[Exercise details]: Copy out every line of the records where the string "white" occurs.

(Document layout analysis data)
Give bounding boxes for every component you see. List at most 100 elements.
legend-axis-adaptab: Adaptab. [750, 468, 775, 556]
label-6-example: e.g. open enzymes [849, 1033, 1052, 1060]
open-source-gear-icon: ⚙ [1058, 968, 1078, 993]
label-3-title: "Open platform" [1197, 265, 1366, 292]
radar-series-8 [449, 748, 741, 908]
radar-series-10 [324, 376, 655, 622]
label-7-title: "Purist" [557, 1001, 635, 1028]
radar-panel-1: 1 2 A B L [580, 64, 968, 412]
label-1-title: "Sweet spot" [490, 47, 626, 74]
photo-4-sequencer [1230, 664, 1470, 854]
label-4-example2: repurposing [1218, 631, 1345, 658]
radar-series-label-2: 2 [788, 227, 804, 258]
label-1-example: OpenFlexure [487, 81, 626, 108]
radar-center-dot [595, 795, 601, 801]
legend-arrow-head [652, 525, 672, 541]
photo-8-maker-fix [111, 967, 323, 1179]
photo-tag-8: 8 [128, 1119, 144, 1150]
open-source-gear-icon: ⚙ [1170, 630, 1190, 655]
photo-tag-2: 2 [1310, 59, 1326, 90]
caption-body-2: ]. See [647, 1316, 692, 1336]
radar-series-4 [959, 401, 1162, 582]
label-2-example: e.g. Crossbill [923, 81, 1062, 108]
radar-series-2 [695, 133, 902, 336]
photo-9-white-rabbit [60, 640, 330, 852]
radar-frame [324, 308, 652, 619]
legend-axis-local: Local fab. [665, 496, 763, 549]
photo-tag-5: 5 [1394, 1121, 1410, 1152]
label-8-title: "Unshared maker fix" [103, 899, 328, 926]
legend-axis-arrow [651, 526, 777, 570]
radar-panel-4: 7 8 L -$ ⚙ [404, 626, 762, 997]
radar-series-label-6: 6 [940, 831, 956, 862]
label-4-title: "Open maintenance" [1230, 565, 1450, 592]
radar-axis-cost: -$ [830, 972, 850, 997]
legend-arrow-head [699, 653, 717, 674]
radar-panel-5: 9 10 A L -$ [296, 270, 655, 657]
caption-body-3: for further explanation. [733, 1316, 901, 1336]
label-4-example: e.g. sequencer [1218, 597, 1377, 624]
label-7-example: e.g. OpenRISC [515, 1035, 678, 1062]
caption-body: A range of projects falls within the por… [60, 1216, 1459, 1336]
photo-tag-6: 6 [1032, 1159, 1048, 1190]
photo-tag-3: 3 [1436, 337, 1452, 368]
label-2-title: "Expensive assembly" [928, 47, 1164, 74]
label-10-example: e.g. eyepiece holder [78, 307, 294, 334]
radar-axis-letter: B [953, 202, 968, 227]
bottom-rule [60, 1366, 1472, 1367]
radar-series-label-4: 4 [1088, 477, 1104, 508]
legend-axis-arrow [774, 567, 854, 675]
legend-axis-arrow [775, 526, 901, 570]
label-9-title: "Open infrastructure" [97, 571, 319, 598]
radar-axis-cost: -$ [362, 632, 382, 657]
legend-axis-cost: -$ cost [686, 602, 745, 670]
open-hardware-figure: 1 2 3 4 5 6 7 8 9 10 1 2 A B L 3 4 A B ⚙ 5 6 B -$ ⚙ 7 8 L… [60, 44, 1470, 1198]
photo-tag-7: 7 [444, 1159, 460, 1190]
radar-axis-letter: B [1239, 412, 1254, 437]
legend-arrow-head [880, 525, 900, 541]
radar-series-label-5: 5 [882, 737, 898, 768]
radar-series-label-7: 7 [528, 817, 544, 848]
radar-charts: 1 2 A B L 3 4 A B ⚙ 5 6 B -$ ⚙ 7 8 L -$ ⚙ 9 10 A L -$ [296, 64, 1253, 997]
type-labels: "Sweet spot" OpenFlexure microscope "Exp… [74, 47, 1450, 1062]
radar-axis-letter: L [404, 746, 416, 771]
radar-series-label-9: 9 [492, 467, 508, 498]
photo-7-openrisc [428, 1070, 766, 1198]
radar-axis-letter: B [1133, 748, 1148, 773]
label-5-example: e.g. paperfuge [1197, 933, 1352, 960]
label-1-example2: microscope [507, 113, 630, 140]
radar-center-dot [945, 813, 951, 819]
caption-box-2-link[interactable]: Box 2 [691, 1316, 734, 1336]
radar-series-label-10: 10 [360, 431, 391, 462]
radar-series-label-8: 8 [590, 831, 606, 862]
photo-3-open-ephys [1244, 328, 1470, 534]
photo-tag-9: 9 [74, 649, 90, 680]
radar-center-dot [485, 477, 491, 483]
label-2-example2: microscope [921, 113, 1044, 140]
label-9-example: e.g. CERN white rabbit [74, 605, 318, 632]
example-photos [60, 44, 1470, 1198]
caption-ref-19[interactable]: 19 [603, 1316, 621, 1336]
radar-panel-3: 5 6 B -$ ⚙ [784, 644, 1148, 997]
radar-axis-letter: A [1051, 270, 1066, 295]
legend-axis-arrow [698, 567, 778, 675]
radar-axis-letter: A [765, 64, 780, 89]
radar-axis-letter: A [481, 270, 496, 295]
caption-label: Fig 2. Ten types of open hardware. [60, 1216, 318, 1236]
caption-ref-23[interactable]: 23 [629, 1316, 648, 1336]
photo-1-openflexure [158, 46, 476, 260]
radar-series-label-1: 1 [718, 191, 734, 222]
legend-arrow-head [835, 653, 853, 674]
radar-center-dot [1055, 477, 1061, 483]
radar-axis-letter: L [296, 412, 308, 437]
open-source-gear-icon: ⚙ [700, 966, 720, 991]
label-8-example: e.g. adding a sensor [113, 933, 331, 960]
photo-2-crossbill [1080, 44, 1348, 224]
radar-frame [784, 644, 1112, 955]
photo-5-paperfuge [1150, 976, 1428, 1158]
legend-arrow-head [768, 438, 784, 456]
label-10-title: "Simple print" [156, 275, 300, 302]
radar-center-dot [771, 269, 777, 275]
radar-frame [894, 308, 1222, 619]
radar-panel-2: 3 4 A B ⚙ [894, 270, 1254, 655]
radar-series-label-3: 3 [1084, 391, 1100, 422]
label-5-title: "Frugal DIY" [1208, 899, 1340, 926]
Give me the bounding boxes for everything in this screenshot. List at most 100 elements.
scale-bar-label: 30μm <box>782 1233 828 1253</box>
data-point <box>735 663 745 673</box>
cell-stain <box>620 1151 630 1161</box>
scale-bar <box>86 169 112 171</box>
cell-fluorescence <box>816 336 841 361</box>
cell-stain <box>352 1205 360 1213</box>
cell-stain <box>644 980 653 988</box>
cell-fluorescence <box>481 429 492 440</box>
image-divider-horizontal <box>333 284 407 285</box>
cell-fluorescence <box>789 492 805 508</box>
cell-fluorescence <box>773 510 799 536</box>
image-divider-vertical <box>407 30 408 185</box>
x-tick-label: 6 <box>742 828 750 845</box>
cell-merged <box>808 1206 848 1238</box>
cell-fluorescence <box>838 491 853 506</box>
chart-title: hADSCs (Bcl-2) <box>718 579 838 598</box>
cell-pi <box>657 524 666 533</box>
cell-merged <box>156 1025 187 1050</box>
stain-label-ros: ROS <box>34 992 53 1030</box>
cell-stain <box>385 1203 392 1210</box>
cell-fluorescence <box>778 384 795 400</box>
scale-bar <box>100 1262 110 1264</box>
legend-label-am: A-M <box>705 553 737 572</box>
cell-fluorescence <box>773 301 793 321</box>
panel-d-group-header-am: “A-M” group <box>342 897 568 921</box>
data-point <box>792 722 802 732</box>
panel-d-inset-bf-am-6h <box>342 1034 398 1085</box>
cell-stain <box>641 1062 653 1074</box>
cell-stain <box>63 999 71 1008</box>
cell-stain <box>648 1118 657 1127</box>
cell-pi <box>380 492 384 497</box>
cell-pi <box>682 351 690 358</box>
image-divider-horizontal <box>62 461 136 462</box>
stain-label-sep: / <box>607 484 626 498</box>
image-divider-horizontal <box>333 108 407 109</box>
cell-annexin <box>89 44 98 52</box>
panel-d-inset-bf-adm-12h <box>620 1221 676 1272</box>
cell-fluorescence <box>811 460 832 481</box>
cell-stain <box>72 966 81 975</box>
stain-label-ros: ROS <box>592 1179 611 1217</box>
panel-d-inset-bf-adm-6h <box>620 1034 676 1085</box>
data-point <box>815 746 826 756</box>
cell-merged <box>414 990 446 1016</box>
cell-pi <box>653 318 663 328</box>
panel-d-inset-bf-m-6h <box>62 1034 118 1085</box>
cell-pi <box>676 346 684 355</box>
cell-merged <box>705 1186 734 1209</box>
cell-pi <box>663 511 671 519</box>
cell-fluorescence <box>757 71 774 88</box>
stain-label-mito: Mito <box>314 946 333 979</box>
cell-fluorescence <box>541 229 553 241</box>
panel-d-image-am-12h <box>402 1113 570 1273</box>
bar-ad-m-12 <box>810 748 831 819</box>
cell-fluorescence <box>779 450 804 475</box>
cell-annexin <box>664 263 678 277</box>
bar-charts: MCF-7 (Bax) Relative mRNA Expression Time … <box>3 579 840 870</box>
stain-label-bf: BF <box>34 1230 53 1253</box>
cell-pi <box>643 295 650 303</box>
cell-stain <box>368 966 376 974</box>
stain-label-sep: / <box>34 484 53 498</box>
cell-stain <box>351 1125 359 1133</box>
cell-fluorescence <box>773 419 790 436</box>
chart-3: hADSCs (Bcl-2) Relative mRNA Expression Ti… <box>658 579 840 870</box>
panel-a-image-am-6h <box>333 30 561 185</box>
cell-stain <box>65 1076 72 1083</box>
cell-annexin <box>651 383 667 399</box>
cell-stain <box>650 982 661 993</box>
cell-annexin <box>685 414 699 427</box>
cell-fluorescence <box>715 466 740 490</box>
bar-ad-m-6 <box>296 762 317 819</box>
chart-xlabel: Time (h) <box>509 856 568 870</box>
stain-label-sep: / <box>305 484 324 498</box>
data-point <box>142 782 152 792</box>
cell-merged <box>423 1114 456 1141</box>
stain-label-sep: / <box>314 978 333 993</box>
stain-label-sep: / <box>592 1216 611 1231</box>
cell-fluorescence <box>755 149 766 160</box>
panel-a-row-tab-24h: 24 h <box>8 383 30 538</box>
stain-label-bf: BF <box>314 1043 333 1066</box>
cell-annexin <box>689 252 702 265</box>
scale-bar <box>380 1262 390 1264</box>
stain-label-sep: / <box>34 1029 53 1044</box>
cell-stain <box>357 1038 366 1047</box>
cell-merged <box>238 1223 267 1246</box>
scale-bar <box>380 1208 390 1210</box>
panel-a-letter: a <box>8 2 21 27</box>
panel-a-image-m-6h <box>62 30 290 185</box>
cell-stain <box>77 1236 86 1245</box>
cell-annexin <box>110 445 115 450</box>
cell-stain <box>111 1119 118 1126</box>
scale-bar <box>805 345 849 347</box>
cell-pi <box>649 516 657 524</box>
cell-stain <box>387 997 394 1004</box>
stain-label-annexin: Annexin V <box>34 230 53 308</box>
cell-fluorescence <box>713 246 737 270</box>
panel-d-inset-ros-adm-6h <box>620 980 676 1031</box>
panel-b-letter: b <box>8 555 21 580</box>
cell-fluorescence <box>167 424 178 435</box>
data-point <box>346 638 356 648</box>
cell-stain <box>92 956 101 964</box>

[Response below]:
photo-9-white-rabbit [60, 640, 330, 852]
label-9-example: e.g. CERN white rabbit [74, 605, 318, 632]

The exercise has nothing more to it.